Aim of the task » Using the listing below, copy every line that mentions "What".

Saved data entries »
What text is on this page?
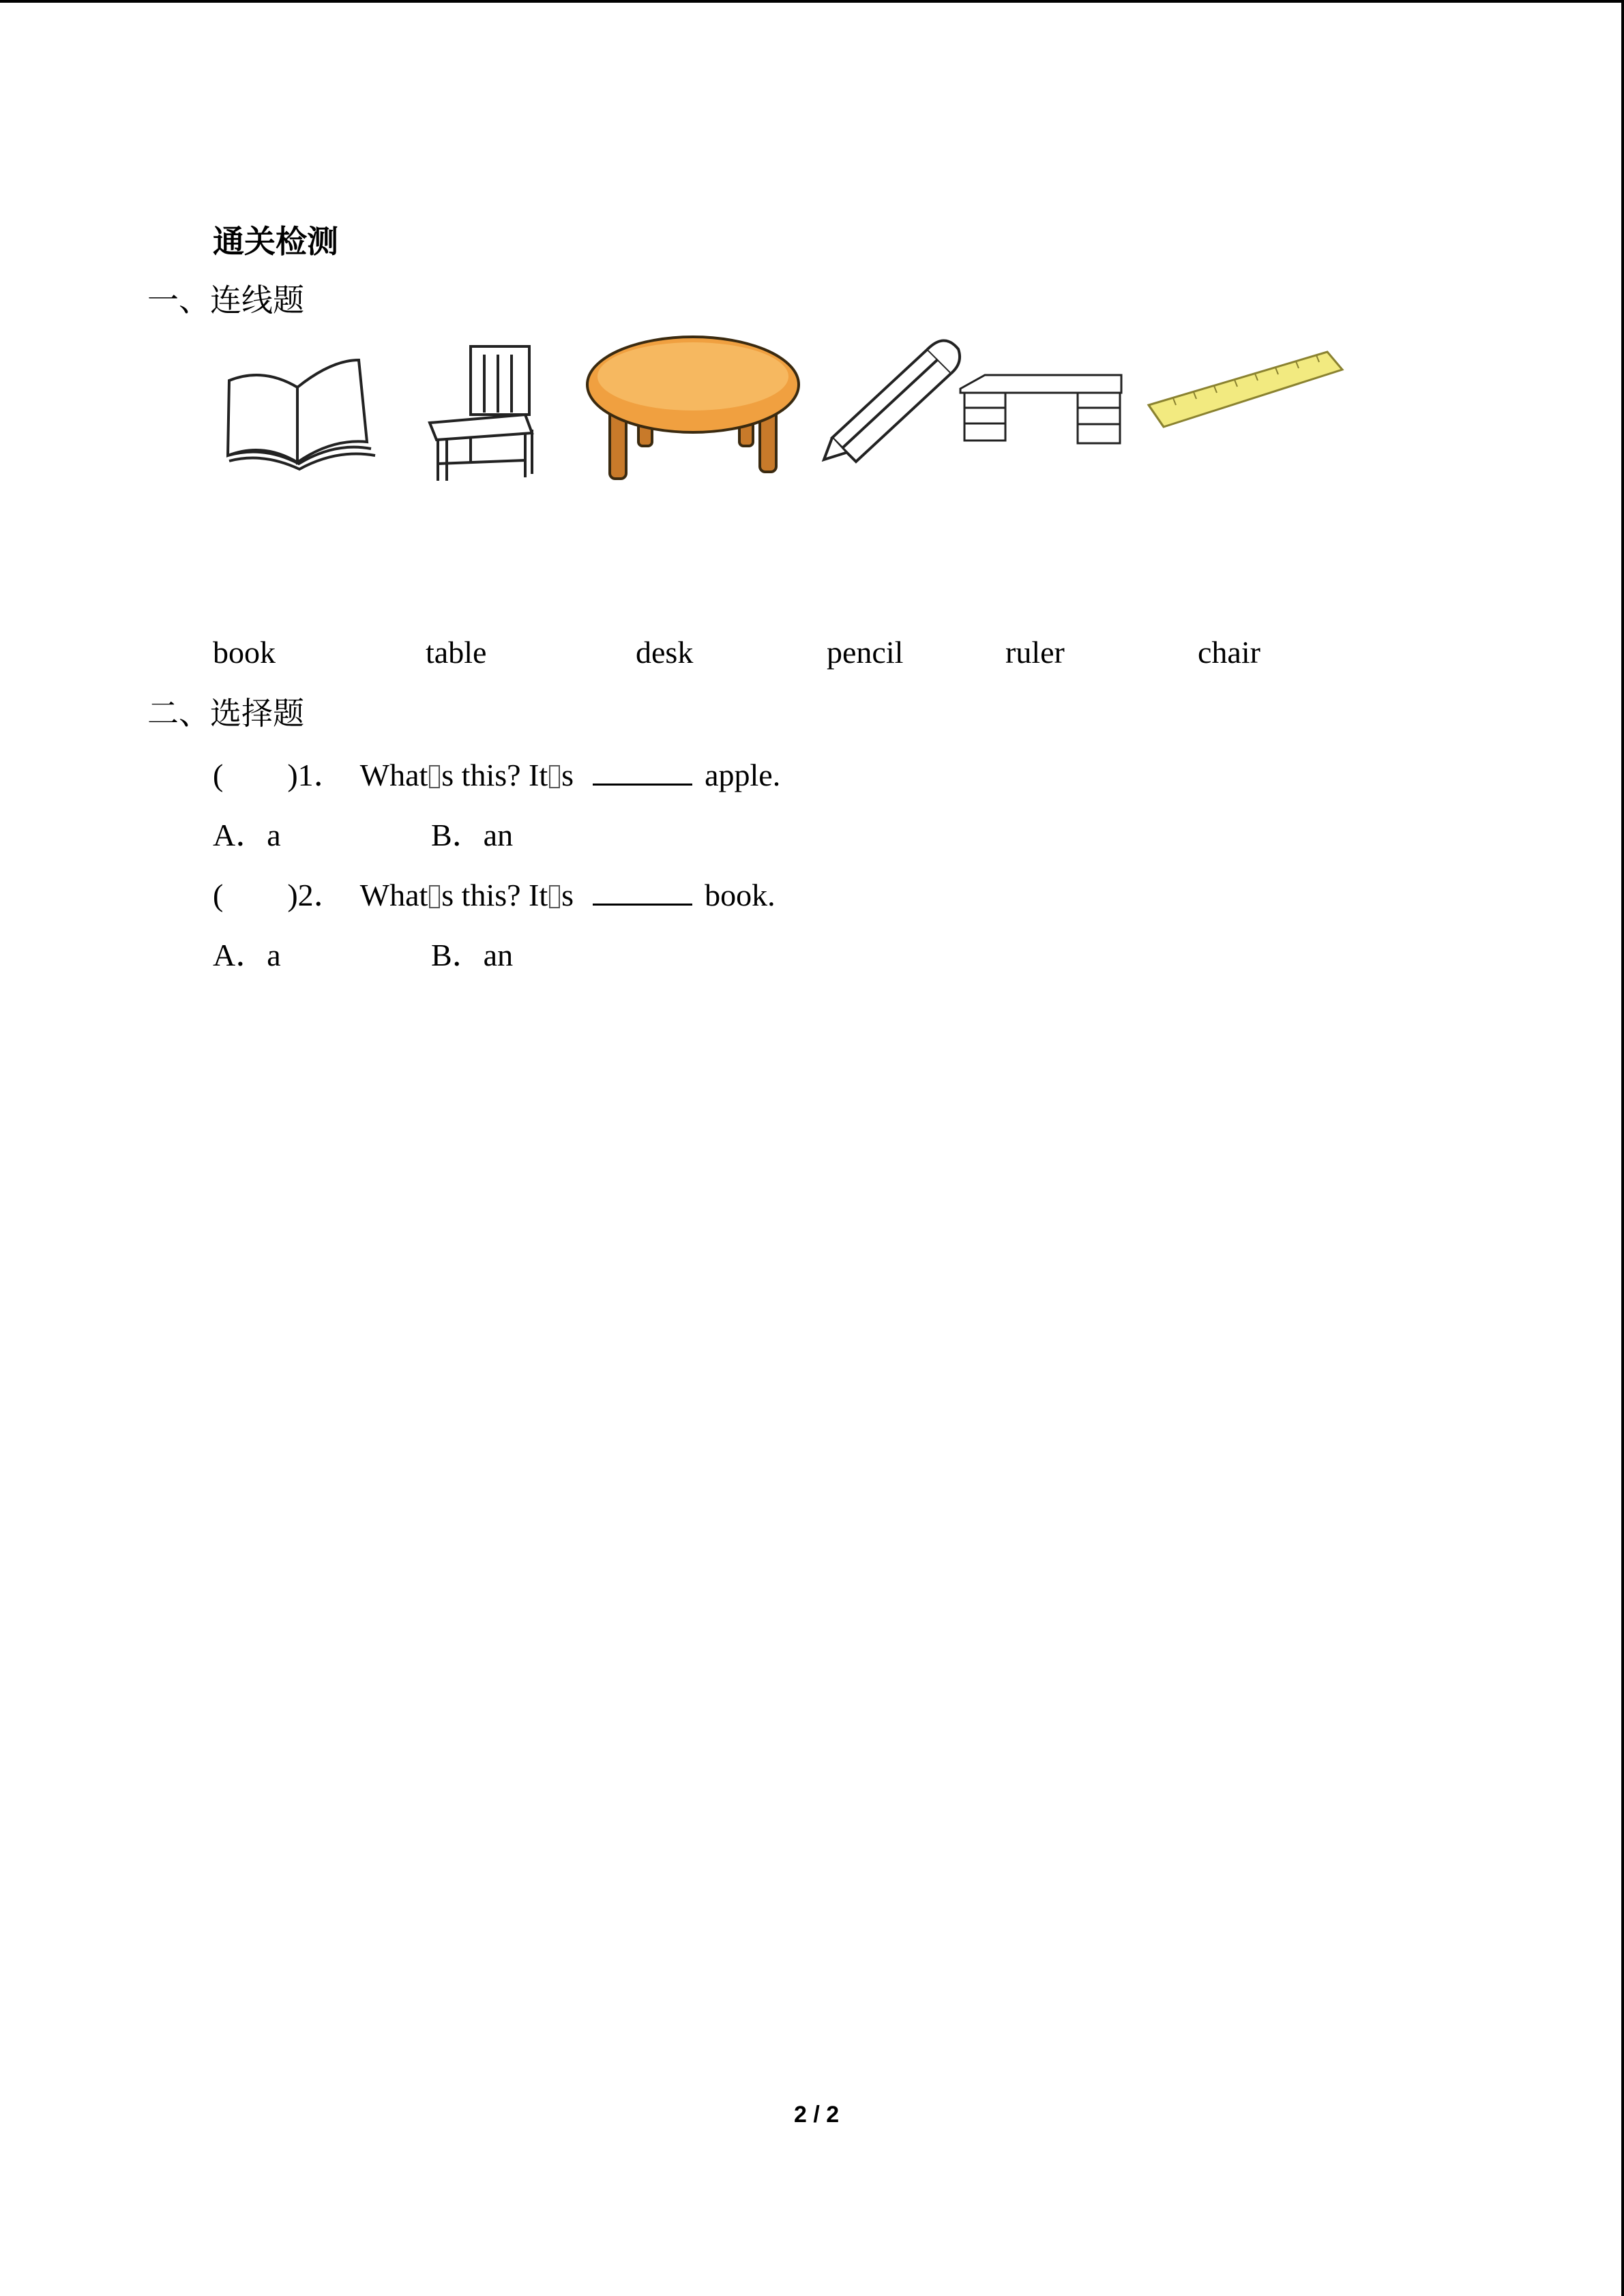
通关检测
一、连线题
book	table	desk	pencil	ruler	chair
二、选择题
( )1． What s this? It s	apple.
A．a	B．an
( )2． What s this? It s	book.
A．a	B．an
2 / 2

Reply to the exercise »
What text is on this page?
( )1． What s this? It s	apple.
( )2． What s this? It s	book.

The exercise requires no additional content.